Transcriba del texto sobre los refugiados sirios el pasaje que comienza en "Mouayad sobresale como" y termina en "Sabeth a mi oído.".

[Texto de lectura]
↓

Mouayad sobresale como el “actor” principal, es el que más habla y el más seguido por la cámara. Frente a una escultura conformada por tres piedras redondas, Mouayad señala un punto cualquiera, en la más grande, y dice “Siria”. Luego “Árabe”, haciendo un círculo. Su dedo se sigue moviendo: Europa, Italien, Deutschland. Da un paso atrás, simula una patada fuerte y se impulsa hacia atrás, con los brazos abiertos. “Quisiera mover el mundo, pero es demasiado fuerte”, susurra Sabeth a mi oído.
En una sesión de grabación, los chicos no paran de reírse y bromear mientras miran videos en sus celulares. Pienso en“5 Major Myths of Europe’s Refugee and Migrant Crisis Debunked”, un artículo del Huffington Post, en el que el número tres decía: “Los refugiados no lucen como si necesitaran ayuda”, haciendo referencia a las críticas de grupos anti-inmigración que señalan que muchos de los refugiados traen celulares o visten ropas de marcas reconocidas o parecen estar en buen estado de salud. Ser refugiado, aclara el artículo, no implica ser pobre, muchos de ellos provienen de familias de clases trabajadoras e incluso ricas ⎯en Siria entre el 75 y 87 por ciento de las personas tiene celular.

↑

[Listado]
↓

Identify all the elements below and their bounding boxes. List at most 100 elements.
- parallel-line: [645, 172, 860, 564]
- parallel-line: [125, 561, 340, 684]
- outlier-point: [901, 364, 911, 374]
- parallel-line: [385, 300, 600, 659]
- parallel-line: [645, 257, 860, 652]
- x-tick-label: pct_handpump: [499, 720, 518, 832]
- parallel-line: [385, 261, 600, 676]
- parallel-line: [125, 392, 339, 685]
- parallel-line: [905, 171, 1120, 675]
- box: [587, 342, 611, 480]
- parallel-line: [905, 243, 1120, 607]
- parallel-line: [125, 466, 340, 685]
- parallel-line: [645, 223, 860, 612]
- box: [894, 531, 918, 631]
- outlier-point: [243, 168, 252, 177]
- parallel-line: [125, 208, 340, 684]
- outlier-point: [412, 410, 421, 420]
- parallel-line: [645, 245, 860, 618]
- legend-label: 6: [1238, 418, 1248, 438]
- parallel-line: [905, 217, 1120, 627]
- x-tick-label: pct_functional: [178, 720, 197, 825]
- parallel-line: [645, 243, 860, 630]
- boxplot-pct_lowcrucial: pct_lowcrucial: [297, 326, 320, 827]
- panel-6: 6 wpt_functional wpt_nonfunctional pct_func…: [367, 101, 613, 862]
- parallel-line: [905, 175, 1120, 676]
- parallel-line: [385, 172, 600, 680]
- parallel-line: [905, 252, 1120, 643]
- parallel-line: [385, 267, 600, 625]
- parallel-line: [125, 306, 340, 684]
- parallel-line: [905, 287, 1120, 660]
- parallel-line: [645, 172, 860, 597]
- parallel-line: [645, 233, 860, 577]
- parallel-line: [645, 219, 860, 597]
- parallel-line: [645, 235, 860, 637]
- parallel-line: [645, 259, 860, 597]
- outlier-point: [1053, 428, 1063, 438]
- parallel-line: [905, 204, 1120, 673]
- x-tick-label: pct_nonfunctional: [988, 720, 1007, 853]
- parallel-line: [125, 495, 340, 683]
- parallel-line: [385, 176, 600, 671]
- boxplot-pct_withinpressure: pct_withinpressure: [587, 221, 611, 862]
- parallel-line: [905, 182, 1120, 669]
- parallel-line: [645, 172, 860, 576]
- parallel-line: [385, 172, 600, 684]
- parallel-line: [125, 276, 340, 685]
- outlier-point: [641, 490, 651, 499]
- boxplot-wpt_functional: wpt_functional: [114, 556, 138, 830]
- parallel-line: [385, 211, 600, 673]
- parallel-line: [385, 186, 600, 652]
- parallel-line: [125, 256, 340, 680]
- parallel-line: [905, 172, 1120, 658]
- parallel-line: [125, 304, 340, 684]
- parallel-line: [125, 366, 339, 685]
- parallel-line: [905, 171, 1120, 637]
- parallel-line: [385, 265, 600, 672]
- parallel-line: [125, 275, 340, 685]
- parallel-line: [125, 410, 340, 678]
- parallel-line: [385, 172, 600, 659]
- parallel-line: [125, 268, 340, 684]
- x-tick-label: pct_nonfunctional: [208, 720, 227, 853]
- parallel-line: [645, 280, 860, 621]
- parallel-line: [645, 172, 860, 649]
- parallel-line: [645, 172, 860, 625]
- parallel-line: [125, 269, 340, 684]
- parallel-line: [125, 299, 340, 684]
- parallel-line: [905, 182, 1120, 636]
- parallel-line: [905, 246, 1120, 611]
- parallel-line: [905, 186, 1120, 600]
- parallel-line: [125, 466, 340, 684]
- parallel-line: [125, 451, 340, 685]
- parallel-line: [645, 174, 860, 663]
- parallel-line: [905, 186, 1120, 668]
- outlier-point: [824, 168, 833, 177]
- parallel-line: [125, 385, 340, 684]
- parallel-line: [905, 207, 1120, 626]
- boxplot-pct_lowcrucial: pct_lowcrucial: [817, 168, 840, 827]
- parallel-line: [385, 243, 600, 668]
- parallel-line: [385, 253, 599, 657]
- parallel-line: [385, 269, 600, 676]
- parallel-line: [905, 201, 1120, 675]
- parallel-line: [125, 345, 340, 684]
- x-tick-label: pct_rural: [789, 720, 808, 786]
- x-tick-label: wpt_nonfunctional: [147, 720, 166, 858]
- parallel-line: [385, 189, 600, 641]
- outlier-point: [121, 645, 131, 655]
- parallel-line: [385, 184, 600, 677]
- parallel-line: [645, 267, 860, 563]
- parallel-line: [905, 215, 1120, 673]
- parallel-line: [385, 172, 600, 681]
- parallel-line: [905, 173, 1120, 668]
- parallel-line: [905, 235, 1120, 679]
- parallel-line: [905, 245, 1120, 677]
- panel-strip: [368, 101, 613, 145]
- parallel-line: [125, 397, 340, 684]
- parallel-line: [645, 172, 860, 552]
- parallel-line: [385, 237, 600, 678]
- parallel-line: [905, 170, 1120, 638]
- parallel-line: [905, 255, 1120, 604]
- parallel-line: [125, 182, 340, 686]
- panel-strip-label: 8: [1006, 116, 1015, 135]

↑

[Resultado de la tarea]
Mouayad sobresale como el “actor” principal, es el que más habla y el más seguido por la cámara. Frente a una escultura conformada por tres piedras redondas, Mouayad señala un punto cualquiera, en la más grande, y dice “Siria”. Luego “Árabe”, haciendo un círculo. Su dedo se sigue moviendo: Europa, Italien, Deutschland. Da un paso atrás, simula una patada fuerte y se impulsa hacia atrás, con los brazos abiertos. “Quisiera mover el mundo, pero es demasiado fuerte”, susurra Sabeth a mi oído.